TASK PROMPT. Copy the material that follows word for word and omit its pictures.

━━ ENTRIES ━━

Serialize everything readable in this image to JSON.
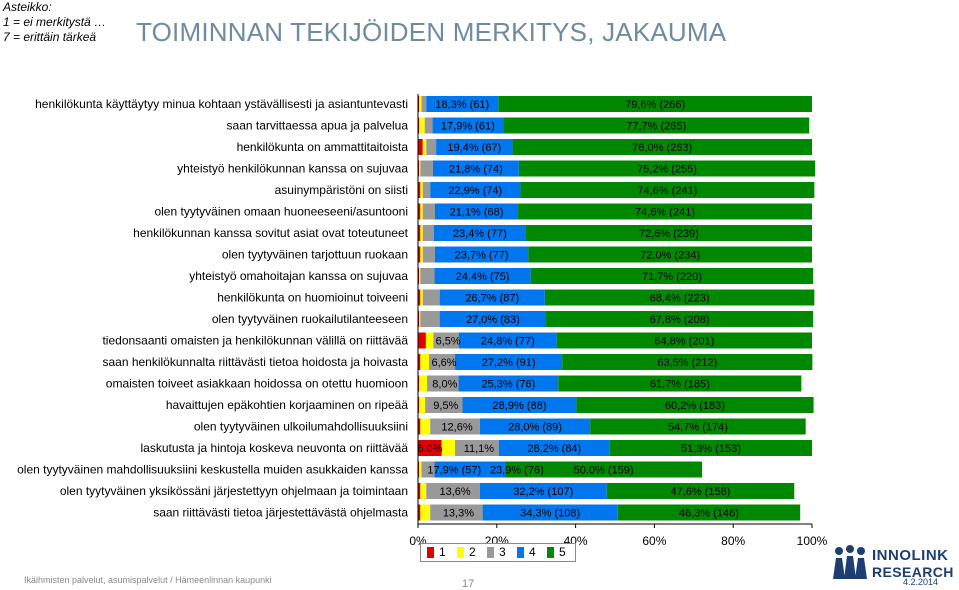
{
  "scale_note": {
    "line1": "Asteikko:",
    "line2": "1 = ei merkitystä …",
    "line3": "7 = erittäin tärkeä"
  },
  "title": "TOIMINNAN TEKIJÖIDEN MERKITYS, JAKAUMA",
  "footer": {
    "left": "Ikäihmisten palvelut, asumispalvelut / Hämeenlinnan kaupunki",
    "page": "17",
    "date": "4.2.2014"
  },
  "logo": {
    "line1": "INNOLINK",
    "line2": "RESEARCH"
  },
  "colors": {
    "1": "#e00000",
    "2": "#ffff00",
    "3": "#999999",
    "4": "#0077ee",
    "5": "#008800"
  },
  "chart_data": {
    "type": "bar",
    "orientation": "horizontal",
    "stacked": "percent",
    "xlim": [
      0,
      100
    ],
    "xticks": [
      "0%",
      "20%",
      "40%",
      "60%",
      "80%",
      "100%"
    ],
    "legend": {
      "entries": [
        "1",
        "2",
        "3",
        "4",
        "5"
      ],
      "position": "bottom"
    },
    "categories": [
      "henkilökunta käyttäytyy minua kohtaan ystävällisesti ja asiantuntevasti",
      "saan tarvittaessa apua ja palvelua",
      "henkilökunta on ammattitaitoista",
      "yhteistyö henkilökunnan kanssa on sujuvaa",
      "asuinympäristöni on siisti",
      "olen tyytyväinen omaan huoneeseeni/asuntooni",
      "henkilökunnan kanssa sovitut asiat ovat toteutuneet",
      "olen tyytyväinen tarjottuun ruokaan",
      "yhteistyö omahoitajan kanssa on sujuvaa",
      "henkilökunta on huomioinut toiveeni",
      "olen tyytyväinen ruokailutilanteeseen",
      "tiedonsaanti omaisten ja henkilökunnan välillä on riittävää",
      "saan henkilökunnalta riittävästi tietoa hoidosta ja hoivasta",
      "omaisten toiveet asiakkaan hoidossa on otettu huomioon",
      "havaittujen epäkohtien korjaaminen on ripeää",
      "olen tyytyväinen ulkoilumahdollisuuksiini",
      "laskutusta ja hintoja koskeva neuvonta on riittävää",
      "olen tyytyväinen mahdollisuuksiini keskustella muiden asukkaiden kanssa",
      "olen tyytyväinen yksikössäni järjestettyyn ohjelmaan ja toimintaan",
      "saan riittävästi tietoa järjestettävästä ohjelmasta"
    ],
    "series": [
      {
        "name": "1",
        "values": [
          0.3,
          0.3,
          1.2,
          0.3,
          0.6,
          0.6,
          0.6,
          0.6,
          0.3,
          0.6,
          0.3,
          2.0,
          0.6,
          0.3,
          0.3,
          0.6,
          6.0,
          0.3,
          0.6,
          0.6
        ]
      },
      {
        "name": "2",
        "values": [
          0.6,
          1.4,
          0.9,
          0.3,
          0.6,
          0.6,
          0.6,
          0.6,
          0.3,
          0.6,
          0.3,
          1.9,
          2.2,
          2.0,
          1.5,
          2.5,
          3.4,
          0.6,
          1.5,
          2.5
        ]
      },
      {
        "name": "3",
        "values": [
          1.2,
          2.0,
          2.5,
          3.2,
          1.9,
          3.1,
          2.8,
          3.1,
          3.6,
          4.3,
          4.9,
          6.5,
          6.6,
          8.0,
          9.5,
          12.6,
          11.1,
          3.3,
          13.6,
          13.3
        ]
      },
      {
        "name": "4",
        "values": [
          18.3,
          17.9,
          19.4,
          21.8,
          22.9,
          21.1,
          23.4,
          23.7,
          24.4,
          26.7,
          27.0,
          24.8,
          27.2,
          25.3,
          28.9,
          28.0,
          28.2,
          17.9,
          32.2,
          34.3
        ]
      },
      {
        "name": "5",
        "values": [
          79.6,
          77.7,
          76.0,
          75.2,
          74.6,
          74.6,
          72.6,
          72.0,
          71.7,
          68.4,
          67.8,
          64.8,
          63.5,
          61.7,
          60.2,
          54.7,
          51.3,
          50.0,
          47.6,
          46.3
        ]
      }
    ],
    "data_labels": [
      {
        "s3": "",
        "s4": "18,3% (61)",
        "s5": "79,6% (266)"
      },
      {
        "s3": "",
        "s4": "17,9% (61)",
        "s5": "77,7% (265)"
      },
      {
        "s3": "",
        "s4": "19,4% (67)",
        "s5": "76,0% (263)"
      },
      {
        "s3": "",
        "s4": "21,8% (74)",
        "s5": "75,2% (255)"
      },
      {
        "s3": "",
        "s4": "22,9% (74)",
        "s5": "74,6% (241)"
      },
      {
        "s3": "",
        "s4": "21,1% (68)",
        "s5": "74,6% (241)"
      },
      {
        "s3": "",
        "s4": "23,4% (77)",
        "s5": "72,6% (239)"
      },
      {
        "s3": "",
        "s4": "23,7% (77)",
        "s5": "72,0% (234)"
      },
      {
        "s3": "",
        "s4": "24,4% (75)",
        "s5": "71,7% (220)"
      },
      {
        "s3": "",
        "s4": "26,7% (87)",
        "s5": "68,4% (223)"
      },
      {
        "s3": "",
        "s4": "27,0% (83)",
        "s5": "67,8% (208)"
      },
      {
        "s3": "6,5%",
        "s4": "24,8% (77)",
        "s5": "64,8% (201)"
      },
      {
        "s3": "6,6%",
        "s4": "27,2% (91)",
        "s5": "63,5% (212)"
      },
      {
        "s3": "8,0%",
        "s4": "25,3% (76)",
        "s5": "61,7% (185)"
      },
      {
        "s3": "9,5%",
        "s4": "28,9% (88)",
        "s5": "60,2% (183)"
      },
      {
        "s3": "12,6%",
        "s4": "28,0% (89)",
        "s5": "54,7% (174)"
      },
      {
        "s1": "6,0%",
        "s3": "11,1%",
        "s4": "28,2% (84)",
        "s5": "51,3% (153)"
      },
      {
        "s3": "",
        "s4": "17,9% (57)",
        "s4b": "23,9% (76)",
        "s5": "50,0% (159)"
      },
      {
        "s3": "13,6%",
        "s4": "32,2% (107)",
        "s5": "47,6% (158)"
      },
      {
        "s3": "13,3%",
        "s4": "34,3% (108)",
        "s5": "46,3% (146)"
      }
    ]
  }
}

━━━

CORRECT RESPONSE.
Serialize everything readable in this image to JSON.
{
  "scale_note": {
    "line1": "Asteikko:",
    "line2": "1 = ei merkitystä …",
    "line3": "7 = erittäin tärkeä"
  },
  "title": "TOIMINNAN TEKIJÖIDEN MERKITYS, JAKAUMA",
  "footer": {
    "left": "Ikäihmisten palvelut, asumispalvelut / Hämeenlinnan kaupunki",
    "page": "17",
    "date": "4.2.2014"
  },
  "logo": {
    "line1": "INNOLINK",
    "line2": "RESEARCH"
  },
  "colors": {
    "1": "#e00000",
    "2": "#ffff00",
    "3": "#999999",
    "4": "#0077ee",
    "5": "#008800"
  },
  "chart_data": {
    "type": "bar",
    "orientation": "horizontal",
    "stacked": "percent",
    "xlim": [
      0,
      100
    ],
    "xticks": [
      "0%",
      "20%",
      "40%",
      "60%",
      "80%",
      "100%"
    ],
    "legend": {
      "entries": [
        "1",
        "2",
        "3",
        "4",
        "5"
      ],
      "position": "bottom"
    },
    "categories": [
      "henkilökunta käyttäytyy minua kohtaan ystävällisesti ja asiantuntevasti",
      "saan tarvittaessa apua ja palvelua",
      "henkilökunta on ammattitaitoista",
      "yhteistyö henkilökunnan kanssa on sujuvaa",
      "asuinympäristöni on siisti",
      "olen tyytyväinen omaan huoneeseeni/asuntooni",
      "henkilökunnan kanssa sovitut asiat ovat toteutuneet",
      "olen tyytyväinen tarjottuun ruokaan",
      "yhteistyö omahoitajan kanssa on sujuvaa",
      "henkilökunta on huomioinut toiveeni",
      "olen tyytyväinen ruokailutilanteeseen",
      "tiedonsaanti omaisten ja henkilökunnan välillä on riittävää",
      "saan henkilökunnalta riittävästi tietoa hoidosta ja hoivasta",
      "omaisten toiveet asiakkaan hoidossa on otettu huomioon",
      "havaittujen epäkohtien korjaaminen on ripeää",
      "olen tyytyväinen ulkoilumahdollisuuksiini",
      "laskutusta ja hintoja koskeva neuvonta on riittävää",
      "olen tyytyväinen mahdollisuuksiini keskustella muiden asukkaiden kanssa",
      "olen tyytyväinen yksikössäni järjestettyyn ohjelmaan ja toimintaan",
      "saan riittävästi tietoa järjestettävästä ohjelmasta"
    ],
    "series": [
      {
        "name": "1",
        "values": [
          0.3,
          0.3,
          1.2,
          0.3,
          0.6,
          0.6,
          0.6,
          0.6,
          0.3,
          0.6,
          0.3,
          2.0,
          0.6,
          0.3,
          0.3,
          0.6,
          6.0,
          0.3,
          0.6,
          0.6
        ]
      },
      {
        "name": "2",
        "values": [
          0.6,
          1.4,
          0.9,
          0.3,
          0.6,
          0.6,
          0.6,
          0.6,
          0.3,
          0.6,
          0.3,
          1.9,
          2.2,
          2.0,
          1.5,
          2.5,
          3.4,
          0.6,
          1.5,
          2.5
        ]
      },
      {
        "name": "3",
        "values": [
          1.2,
          2.0,
          2.5,
          3.2,
          1.9,
          3.1,
          2.8,
          3.1,
          3.6,
          4.3,
          4.9,
          6.5,
          6.6,
          8.0,
          9.5,
          12.6,
          11.1,
          3.3,
          13.6,
          13.3
        ]
      },
      {
        "name": "4",
        "values": [
          18.3,
          17.9,
          19.4,
          21.8,
          22.9,
          21.1,
          23.4,
          23.7,
          24.4,
          26.7,
          27.0,
          24.8,
          27.2,
          25.3,
          28.9,
          28.0,
          28.2,
          17.9,
          32.2,
          34.3
        ]
      },
      {
        "name": "5",
        "values": [
          79.6,
          77.7,
          76.0,
          75.2,
          74.6,
          74.6,
          72.6,
          72.0,
          71.7,
          68.4,
          67.8,
          64.8,
          63.5,
          61.7,
          60.2,
          54.7,
          51.3,
          50.0,
          47.6,
          46.3
        ]
      }
    ],
    "data_labels": [
      {
        "s3": "",
        "s4": "18,3% (61)",
        "s5": "79,6% (266)"
      },
      {
        "s3": "",
        "s4": "17,9% (61)",
        "s5": "77,7% (265)"
      },
      {
        "s3": "",
        "s4": "19,4% (67)",
        "s5": "76,0% (263)"
      },
      {
        "s3": "",
        "s4": "21,8% (74)",
        "s5": "75,2% (255)"
      },
      {
        "s3": "",
        "s4": "22,9% (74)",
        "s5": "74,6% (241)"
      },
      {
        "s3": "",
        "s4": "21,1% (68)",
        "s5": "74,6% (241)"
      },
      {
        "s3": "",
        "s4": "23,4% (77)",
        "s5": "72,6% (239)"
      },
      {
        "s3": "",
        "s4": "23,7% (77)",
        "s5": "72,0% (234)"
      },
      {
        "s3": "",
        "s4": "24,4% (75)",
        "s5": "71,7% (220)"
      },
      {
        "s3": "",
        "s4": "26,7% (87)",
        "s5": "68,4% (223)"
      },
      {
        "s3": "",
        "s4": "27,0% (83)",
        "s5": "67,8% (208)"
      },
      {
        "s3": "6,5%",
        "s4": "24,8% (77)",
        "s5": "64,8% (201)"
      },
      {
        "s3": "6,6%",
        "s4": "27,2% (91)",
        "s5": "63,5% (212)"
      },
      {
        "s3": "8,0%",
        "s4": "25,3% (76)",
        "s5": "61,7% (185)"
      },
      {
        "s3": "9,5%",
        "s4": "28,9% (88)",
        "s5": "60,2% (183)"
      },
      {
        "s3": "12,6%",
        "s4": "28,0% (89)",
        "s5": "54,7% (174)"
      },
      {
        "s1": "6,0%",
        "s3": "11,1%",
        "s4": "28,2% (84)",
        "s5": "51,3% (153)"
      },
      {
        "s3": "",
        "s4": "17,9% (57)",
        "s4b": "23,9% (76)",
        "s5": "50,0% (159)"
      },
      {
        "s3": "13,6%",
        "s4": "32,2% (107)",
        "s5": "47,6% (158)"
      },
      {
        "s3": "13,3%",
        "s4": "34,3% (108)",
        "s5": "46,3% (146)"
      }
    ]
  }
}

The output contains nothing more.